Pour ne pas oublier la Tchétchénie alors que la Russie est l’invitée d’honneur du Salon du Livre de Paris 2005
Alors que le Salon du Livre de Paris 2005 met à l’honneur la littérature russe, la littérature tchétchène s’y invite. Un débat sur la guerre en Tchétchénie a eu lieu samedi 19 mars avec l’auteur Soultan Iachourkaev (Iakh, nouvelle parue dans l’ouvrage Des nouvelles de Tchétchénie aux éditions Paris-Méditerranée), le Comité Tchétchénie et les éditions Autrement, La Découverte et Paris-Méditerranée. Le président de la Russie, Vladimir Poutine, en visite à Paris, n’a pas jugé bon de se rendre Porte de Versailles — un déplacement qui aurait pu s’avérer houleux.
L’occasion était trop bonne pour Courrier International de rappeler le drame qui se joue aux confins de l’Europe sous la houlette russe. Un précieux dossier de seize pages nous donne une vision d’une littérature qui sait s’exprimer alors même qu’elle ne s’exporte que très peu en France.

▸ **Consigne**
Reproduisez fidèlement le passage du texte sur la Tchétchénie qui commence par « Pour ne pas » et se poursuit jusqu'à « pu s’avérer houleux. » inclus.

▸ **Matériel**

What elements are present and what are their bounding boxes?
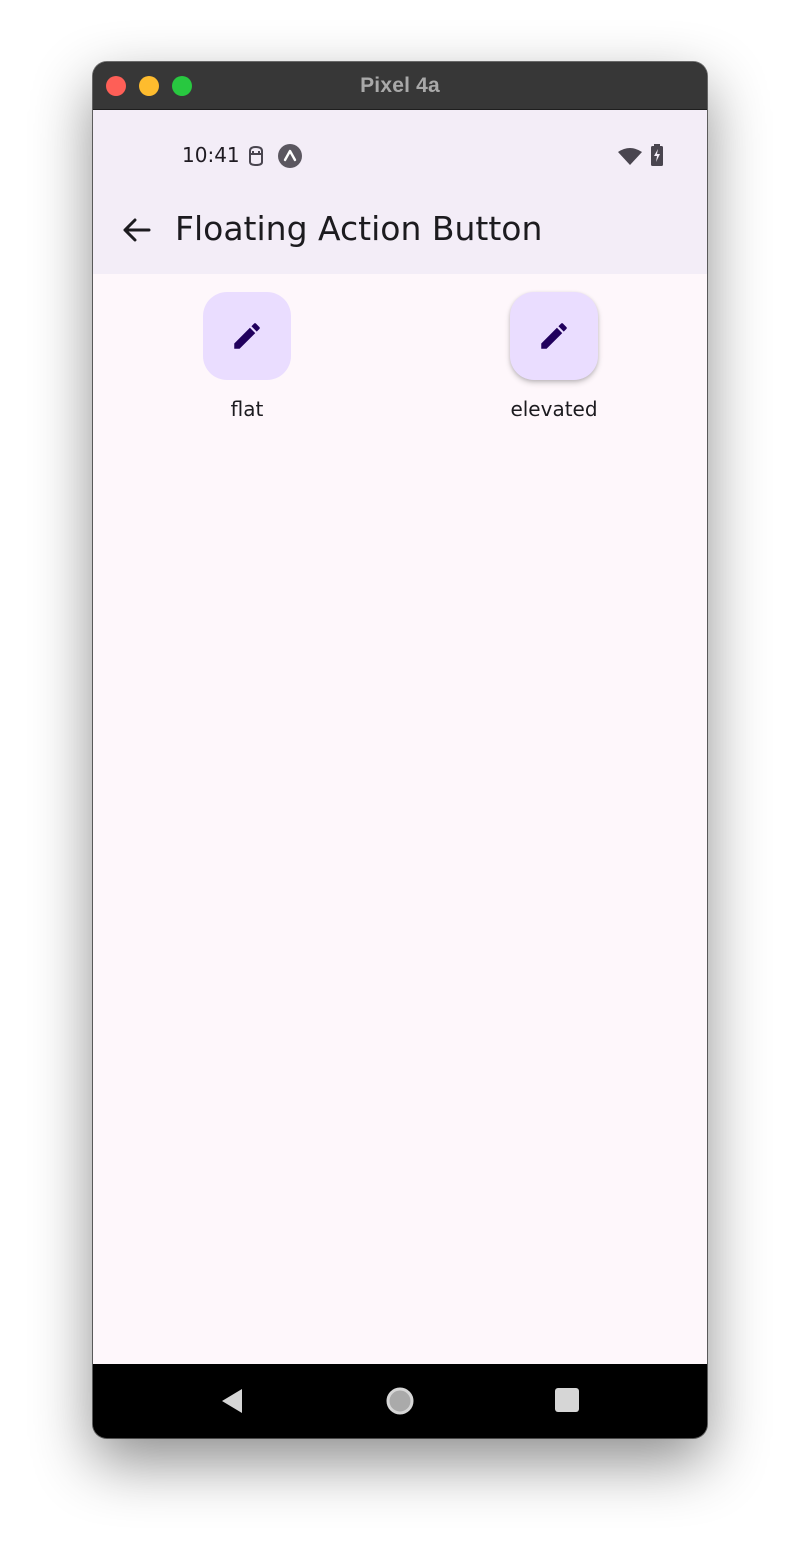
- system-navigation-bar: [93, 1364, 707, 1438]
- page-title: Floating Action Button: [175, 209, 543, 248]
- window-titlebar: Pixel 4a: [93, 62, 707, 110]
- recents-square-icon[interactable]: [554, 1386, 580, 1414]
- elevated-fab-button[interactable]: [510, 292, 598, 380]
- flat-fab-button[interactable]: [203, 292, 291, 380]
- top-app-bar: 10:41 Floating Action Button: [93, 110, 707, 274]
- wifi-icon: [618, 148, 642, 165]
- app-notification-icon: [278, 144, 302, 168]
- home-circle-icon[interactable]: [385, 1386, 415, 1416]
- window-title: Pixel 4a: [360, 74, 440, 97]
- battery-charging-icon: [651, 144, 663, 166]
- back-arrow-icon[interactable]: [117, 210, 157, 250]
- back-triangle-icon[interactable]: [218, 1386, 246, 1416]
- edit-pencil-icon: [541, 323, 567, 349]
- device-screen: 10:41 Floating Action Button flat elevat…: [93, 110, 707, 1364]
- status-time: 10:41: [182, 143, 240, 167]
- flat-fab-label: flat: [230, 397, 264, 421]
- edit-pencil-icon: [234, 323, 260, 349]
- elevated-fab-label: elevated: [510, 397, 598, 421]
- emulator-window: Pixel 4a 10:41 Floating Action Button fl…: [93, 62, 707, 1438]
- sim-card-icon: [249, 145, 263, 167]
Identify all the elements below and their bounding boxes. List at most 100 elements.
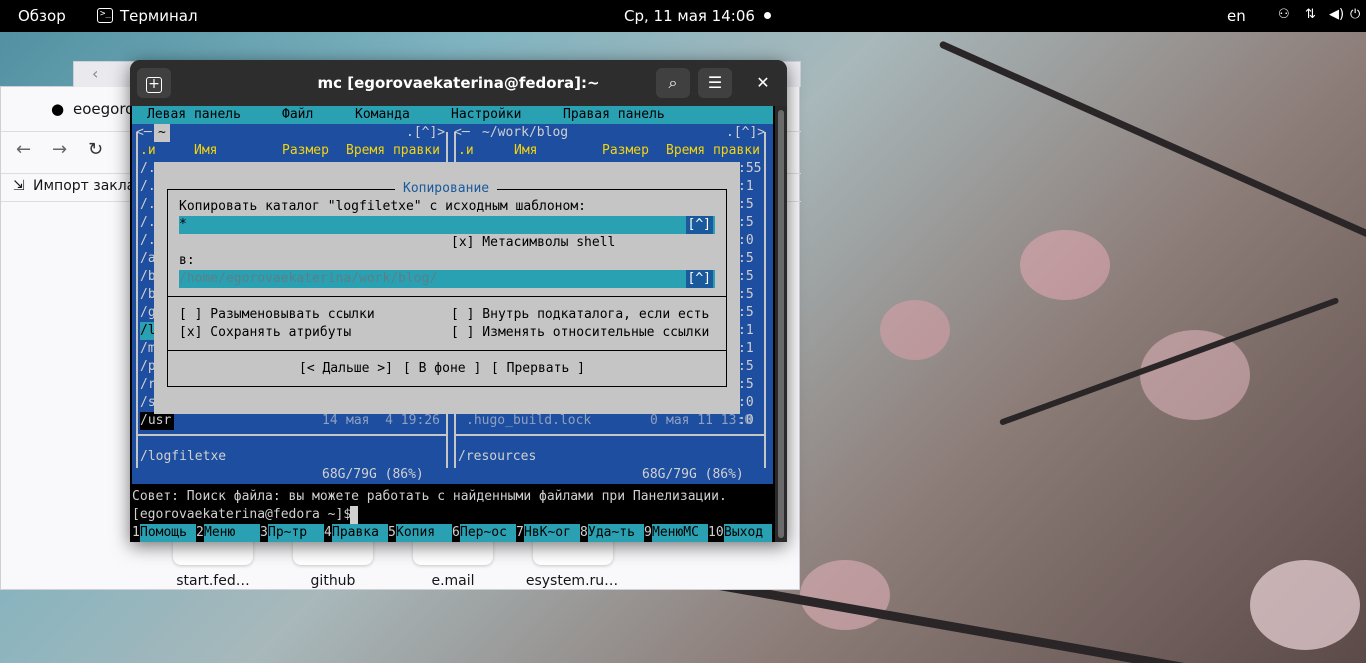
next-button[interactable]: [< Дальше >] — [299, 360, 393, 378]
shell-prompt[interactable]: [egorovaekaterina@fedora ~]$ — [132, 506, 351, 524]
history-button[interactable]: [^] — [685, 270, 713, 288]
cursor — [350, 506, 358, 524]
right-disk-usage: 68G/79G (86%) — [642, 467, 744, 482]
reload-icon[interactable]: ↻ — [88, 139, 103, 160]
close-button[interactable]: ✕ — [746, 68, 780, 98]
close-icon: ✕ — [756, 73, 770, 92]
shortcut-label[interactable]: esystem.ru… — [522, 573, 622, 589]
terminal-screen[interactable]: Левая панель Файл Команда Настройки Прав… — [130, 106, 775, 542]
left-disk-usage: 68G/79G (86%) — [322, 467, 424, 482]
menu-right-panel[interactable]: Правая панель — [563, 106, 665, 124]
fkey-number: 7 — [516, 525, 524, 540]
fkey-number: 9 — [644, 525, 652, 540]
shortcut-label[interactable]: e.mail — [403, 573, 503, 589]
fkey-button[interactable]: Пер~ос — [460, 524, 516, 542]
terminal-headerbar: + mc [egorovaekaterina@fedora]:~ ⌕ ☰ ✕ — [130, 60, 787, 106]
col-header[interactable]: Время правки — [346, 142, 440, 160]
fkey-number: 10 — [708, 525, 724, 540]
fkey-button[interactable]: Выход — [724, 524, 772, 542]
fkey-number: 5 — [388, 525, 396, 540]
right-panel-path[interactable]: ~/work/blog — [482, 124, 568, 142]
accessibility-icon[interactable]: ⚇ — [1278, 7, 1290, 22]
app-menu-button[interactable]: Терминал — [120, 7, 198, 25]
terminal-icon: >_ — [97, 8, 113, 23]
fkey-button[interactable]: МенюMC — [652, 524, 708, 542]
history-button[interactable]: [^] — [685, 216, 713, 234]
shortcut-label[interactable]: github — [283, 573, 383, 589]
search-button[interactable]: ⌕ — [656, 68, 690, 98]
menu-button[interactable]: ☰ — [698, 68, 732, 98]
back-icon[interactable]: ‹ — [92, 64, 98, 83]
dive-subdir-checkbox[interactable]: [ ] Внутрь подкаталога, если есть — [451, 306, 709, 324]
preserve-attrs-checkbox[interactable]: [x] Сохранять атрибуты — [179, 324, 351, 342]
shell-patterns-checkbox[interactable]: [x] Метасимволы shell — [451, 234, 615, 252]
fkey-button[interactable]: Пр~тр — [268, 524, 324, 542]
right-panel-corner[interactable]: .[^]> — [726, 124, 765, 142]
col-header[interactable]: Имя — [194, 142, 217, 160]
file-row-date: мая 4 19:26 — [346, 413, 440, 428]
fkey-number: 8 — [580, 525, 588, 540]
destination-input[interactable]: /home/egorovaekaterina/work/blog/ [^] — [179, 270, 715, 288]
dereference-checkbox[interactable]: [ ] Разыменовывать ссылки — [179, 306, 375, 324]
source-mask-value: * — [179, 217, 187, 232]
col-header: .и — [458, 143, 474, 158]
clock[interactable]: Ср, 11 мая 14:06 — [624, 7, 755, 25]
col-header[interactable]: Размер — [602, 142, 649, 160]
notification-dot-icon — [764, 12, 771, 19]
back-icon[interactable]: ← — [16, 139, 31, 160]
fkey-button[interactable]: НвК~ог — [524, 524, 580, 542]
abort-button[interactable]: [ Прервать ] — [491, 360, 585, 378]
search-icon: ⌕ — [668, 73, 678, 92]
menu-command[interactable]: Команда — [355, 106, 410, 124]
import-bookmarks-icon: ⇲ — [13, 178, 25, 194]
fkey-button[interactable]: Помощь — [140, 524, 196, 542]
function-key-bar: 1 Помощь 2 Меню 3 Пр~тр 4 Правка 5 Копия 6 Пер~ос… — [132, 524, 773, 542]
left-status: /logfiletxe — [140, 449, 227, 464]
fkey-number: 4 — [324, 525, 332, 540]
forward-icon[interactable]: → — [52, 139, 67, 160]
file-row-time: :1 — [738, 179, 754, 194]
wallpaper-blossom — [800, 560, 890, 630]
terminal-scrollbar[interactable] — [775, 106, 787, 542]
relative-links-checkbox[interactable]: [ ] Изменять относительные ссылки — [451, 324, 709, 342]
wallpaper-blossom — [1020, 230, 1110, 300]
col-header[interactable]: Имя — [514, 142, 537, 160]
menu-options[interactable]: Настройки — [451, 106, 521, 124]
file-row-time: :5 — [738, 305, 754, 320]
file-row-name[interactable]: .hugo_build.lock — [466, 412, 591, 430]
to-label: в: — [179, 253, 195, 268]
scrollbar-thumb[interactable] — [778, 110, 784, 538]
wallpaper-blossom — [880, 300, 950, 360]
shortcut-label[interactable]: start.fed… — [163, 573, 263, 589]
fkey-button[interactable]: Правка — [332, 524, 388, 542]
hint-line: Совет: Поиск файла: вы можете работать с… — [132, 489, 727, 504]
keyboard-layout[interactable]: en — [1227, 7, 1246, 25]
fkey-number: 2 — [196, 525, 204, 540]
col-header[interactable]: Размер — [282, 142, 329, 160]
file-row-time: :55 — [738, 161, 762, 176]
file-row-time: :0 — [738, 395, 754, 410]
wallpaper-blossom — [1250, 560, 1360, 650]
import-bookmarks-link[interactable]: Импорт заклад — [33, 178, 145, 194]
left-panel-corner[interactable]: .[^]> — [406, 124, 445, 142]
network-icon[interactable]: ⇅ — [1305, 7, 1316, 22]
power-icon[interactable]: ⏻ — [1350, 7, 1360, 22]
activities-button[interactable]: Обзор — [18, 7, 66, 25]
fkey-button[interactable]: Меню — [204, 524, 260, 542]
col-header[interactable]: Время правки — [666, 142, 760, 160]
terminal-window: + mc [egorovaekaterina@fedora]:~ ⌕ ☰ ✕ Л… — [130, 60, 787, 542]
menu-file[interactable]: Файл — [282, 106, 313, 124]
fkey-button[interactable]: Копия — [396, 524, 452, 542]
github-icon: ● — [51, 100, 65, 118]
fkey-button[interactable]: Уда~ть — [588, 524, 644, 542]
background-button[interactable]: [ В фоне ] — [403, 360, 481, 378]
source-mask-input[interactable]: * [^] — [179, 216, 715, 234]
file-row-name[interactable]: /usr — [140, 412, 174, 430]
left-panel-path[interactable]: ~ — [154, 124, 170, 142]
file-row-time: :1 — [738, 341, 754, 356]
dialog-prompt: Копировать каталог "logfiletxe" с исходн… — [179, 199, 586, 214]
volume-icon[interactable]: ◀) — [1329, 7, 1344, 22]
wallpaper-blossom — [1140, 330, 1250, 420]
menu-left-panel[interactable]: Левая панель — [147, 106, 241, 124]
file-row-time: :0 — [738, 233, 754, 248]
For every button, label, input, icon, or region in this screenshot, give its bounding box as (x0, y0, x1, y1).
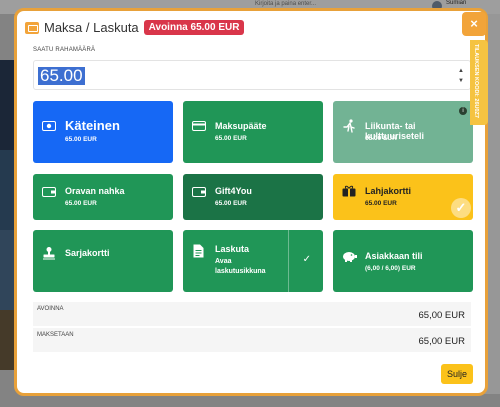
payment-tile-cash[interactable]: Käteinen 65.00 EUR (33, 101, 173, 163)
payment-tile-amount: 65.00 EUR (215, 135, 247, 142)
amount-label: SAATU RAHAMÄÄRÄ (33, 47, 96, 53)
summary-value: 65,00 EUR (418, 336, 465, 347)
amount-input[interactable]: 65.00 ▲ ▼ (33, 60, 471, 90)
payment-tile-amount: 65.00 EUR (215, 200, 247, 207)
close-icon[interactable]: × (462, 12, 486, 36)
modal-title: Maksa / Laskuta (44, 20, 139, 35)
payment-tile-label: Asiakkaan tili (365, 251, 423, 261)
payment-tile-amount: (6,00 / 6,00) EUR (365, 265, 416, 272)
amount-value[interactable]: 65.00 (38, 67, 85, 85)
payment-tile-gift-card[interactable]: Lahjakortti 65.00 EUR ✓ (333, 174, 473, 220)
close-button[interactable]: Sulje (441, 364, 473, 384)
wallet-icon (192, 187, 206, 197)
tile-divider (288, 230, 289, 292)
payment-tile-label: Laskuta (215, 244, 250, 254)
payment-tile-amount: 65.00 EUR (365, 200, 397, 207)
payment-tile-amount: 65.00 EUR (365, 135, 397, 142)
piggy-bank-icon (343, 252, 357, 262)
running-person-icon (343, 119, 355, 133)
invoice-open-window-link[interactable]: Avaa laskutusikkuna (215, 257, 283, 277)
payment-tile-label: Oravan nahka (65, 186, 125, 196)
summary-label: MAKSETAAN (37, 332, 74, 338)
payment-tile-label: Sarjakortti (65, 248, 110, 258)
payment-tile-exercise-voucher[interactable]: Liikunta- tai kulttuuriseteli 65.00 EUR … (333, 101, 473, 163)
payment-tile-label: Lahjakortti (365, 186, 412, 196)
summary-row-paying: MAKSETAAN 65,00 EUR (33, 328, 471, 352)
payment-tile-customer-account[interactable]: Asiakkaan tili (6,00 / 6,00) EUR (333, 230, 473, 292)
payment-tile-label: Käteinen (65, 118, 120, 133)
payment-tile-amount: 65.00 EUR (65, 136, 97, 143)
order-code-label: TILAUKSEN KOODI: 26U0Z7 (473, 44, 479, 118)
gift-card-icon (342, 185, 356, 197)
check-icon[interactable]: ✓ (303, 254, 311, 265)
summary-value: 65,00 EUR (418, 310, 465, 321)
selected-check-icon: ✓ (451, 198, 471, 218)
payment-tile-gift4you[interactable]: Gift4You 65.00 EUR (183, 174, 323, 220)
cash-icon (42, 121, 56, 131)
wallet-icon (42, 187, 56, 197)
payment-tile-series-card[interactable]: Sarjakortti (33, 230, 173, 292)
card-terminal-icon (192, 121, 206, 131)
payment-tile-amount: 65.00 EUR (65, 200, 97, 207)
summary-label: AVOINNA (37, 306, 64, 312)
invoice-icon (193, 244, 204, 258)
info-icon[interactable]: i (459, 107, 467, 115)
payment-modal: Maksa / Laskuta Avoinna 65.00 EUR SAATU … (14, 8, 488, 396)
payment-tile-label: Gift4You (215, 186, 252, 196)
modal-header: Maksa / Laskuta Avoinna 65.00 EUR (25, 20, 245, 35)
summary-row-open: AVOINNA 65,00 EUR (33, 302, 471, 326)
payment-tile-label: Maksupääte (215, 121, 267, 131)
amount-stepper[interactable]: ▲ ▼ (458, 66, 464, 86)
cash-register-icon (25, 21, 39, 34)
order-code-tab[interactable]: TILAUKSEN KOODI: 26U0Z7 (470, 40, 488, 125)
open-amount-badge: Avoinna 65.00 EUR (143, 20, 245, 35)
stamp-icon (43, 247, 55, 260)
payment-tile-invoice[interactable]: Laskuta Avaa laskutusikkuna ✓ (183, 230, 323, 292)
payment-tile-card-terminal[interactable]: Maksupääte 65.00 EUR (183, 101, 323, 163)
payment-tile-oravan-nahka[interactable]: Oravan nahka 65.00 EUR (33, 174, 173, 220)
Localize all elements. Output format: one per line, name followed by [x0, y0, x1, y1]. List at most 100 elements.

▸ **Réponse attendue**
Pour ne pas oublier la Tchétchénie alors que la Russie est l’invitée d’honneur du Salon du Livre de Paris 2005
Alors que le Salon du Livre de Paris 2005 met à l’honneur la littérature russe, la littérature tchétchène s’y invite. Un débat sur la guerre en Tchétchénie a eu lieu samedi 19 mars avec l’auteur Soultan Iachourkaev (Iakh, nouvelle parue dans l’ouvrage Des nouvelles de Tchétchénie aux éditions Paris-Méditerranée), le Comité Tchétchénie et les éditions Autrement, La Découverte et Paris-Méditerranée. Le président de la Russie, Vladimir Poutine, en visite à Paris, n’a pas jugé bon de se rendre Porte de Versailles — un déplacement qui aurait pu s’avérer houleux.